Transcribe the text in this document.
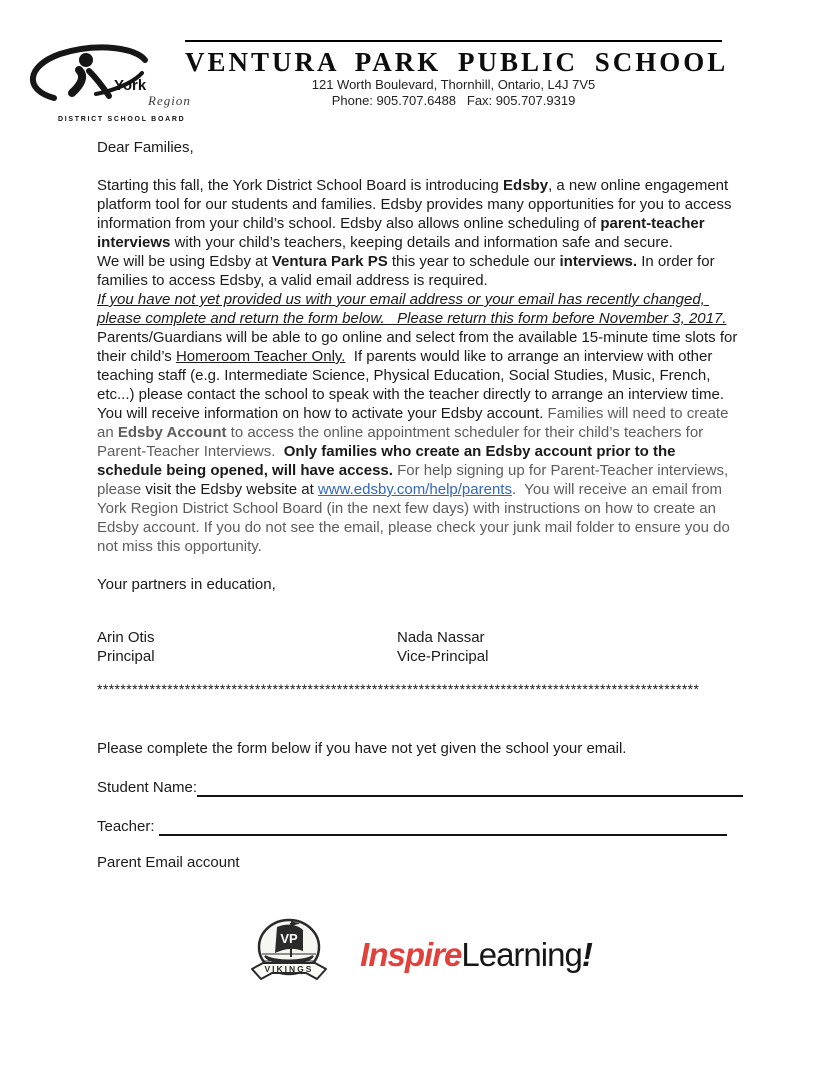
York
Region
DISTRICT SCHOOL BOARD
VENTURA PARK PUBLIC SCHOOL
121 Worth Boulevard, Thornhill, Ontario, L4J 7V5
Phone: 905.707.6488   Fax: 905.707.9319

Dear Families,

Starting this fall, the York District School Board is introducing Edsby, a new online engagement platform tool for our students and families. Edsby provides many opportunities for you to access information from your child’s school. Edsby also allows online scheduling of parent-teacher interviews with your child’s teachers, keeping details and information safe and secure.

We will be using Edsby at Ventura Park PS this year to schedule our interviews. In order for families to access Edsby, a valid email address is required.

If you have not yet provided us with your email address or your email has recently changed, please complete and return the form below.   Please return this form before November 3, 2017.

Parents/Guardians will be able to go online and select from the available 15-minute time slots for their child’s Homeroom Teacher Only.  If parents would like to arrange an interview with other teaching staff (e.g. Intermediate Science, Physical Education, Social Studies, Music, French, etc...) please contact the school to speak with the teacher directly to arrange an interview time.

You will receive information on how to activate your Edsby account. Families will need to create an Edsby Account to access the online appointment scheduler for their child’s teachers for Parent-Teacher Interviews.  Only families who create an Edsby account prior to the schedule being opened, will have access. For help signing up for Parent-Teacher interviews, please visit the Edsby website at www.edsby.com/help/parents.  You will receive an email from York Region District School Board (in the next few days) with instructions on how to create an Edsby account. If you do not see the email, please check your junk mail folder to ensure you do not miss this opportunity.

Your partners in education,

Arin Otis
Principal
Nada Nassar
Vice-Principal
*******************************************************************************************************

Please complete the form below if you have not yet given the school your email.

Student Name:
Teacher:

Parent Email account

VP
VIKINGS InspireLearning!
====
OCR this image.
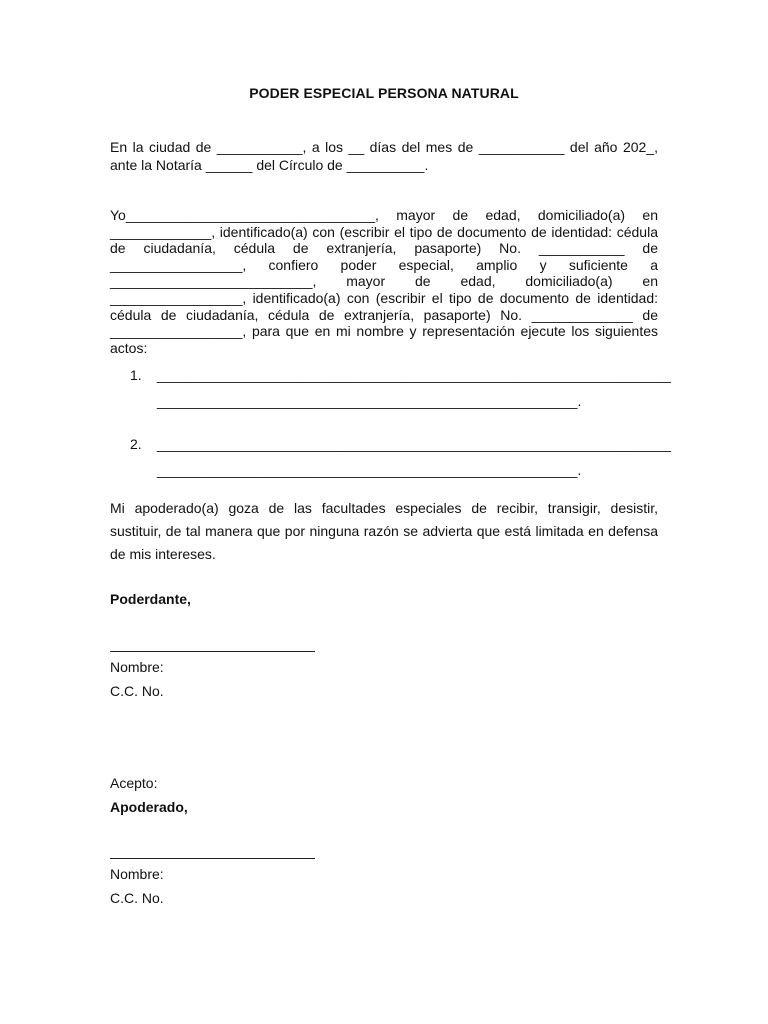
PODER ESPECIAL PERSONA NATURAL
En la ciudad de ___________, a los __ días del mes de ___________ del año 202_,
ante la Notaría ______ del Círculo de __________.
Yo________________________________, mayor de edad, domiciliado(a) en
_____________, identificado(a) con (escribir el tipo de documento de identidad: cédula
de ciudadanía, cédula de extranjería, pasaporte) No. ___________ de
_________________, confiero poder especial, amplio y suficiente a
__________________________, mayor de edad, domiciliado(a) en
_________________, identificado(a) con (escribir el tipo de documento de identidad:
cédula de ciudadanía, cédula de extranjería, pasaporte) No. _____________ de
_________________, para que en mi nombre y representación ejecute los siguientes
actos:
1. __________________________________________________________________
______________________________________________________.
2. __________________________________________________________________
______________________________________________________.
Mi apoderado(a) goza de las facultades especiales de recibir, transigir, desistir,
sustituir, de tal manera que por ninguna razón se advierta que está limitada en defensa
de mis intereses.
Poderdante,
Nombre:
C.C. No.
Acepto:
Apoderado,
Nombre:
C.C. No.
====
Objective: In the listing above, locate each line with "Edsby" and copy it.

Expected output:
Starting this fall, the York District School Board is introducing Edsby, a new online engagement platform tool for our students and families. Edsby provides many opportunities for you to access information from your child’s school. Edsby also allows online scheduling of parent-teacher interviews with your child’s teachers, keeping details and information safe and secure.
We will be using Edsby at Ventura Park PS this year to schedule our interviews. In order for families to access Edsby, a valid email address is required.
You will receive information on how to activate your Edsby account. Families will need to create an Edsby Account to access the online appointment scheduler for their child’s teachers for Parent-Teacher Interviews.  Only families who create an Edsby account prior to the schedule being opened, will have access. For help signing up for Parent-Teacher interviews, please visit the Edsby website at www.edsby.com/help/parents.  You will receive an email from York Region District School Board (in the next few days) with instructions on how to create an Edsby account. If you do not see the email, please check your junk mail folder to ensure you do not miss this opportunity.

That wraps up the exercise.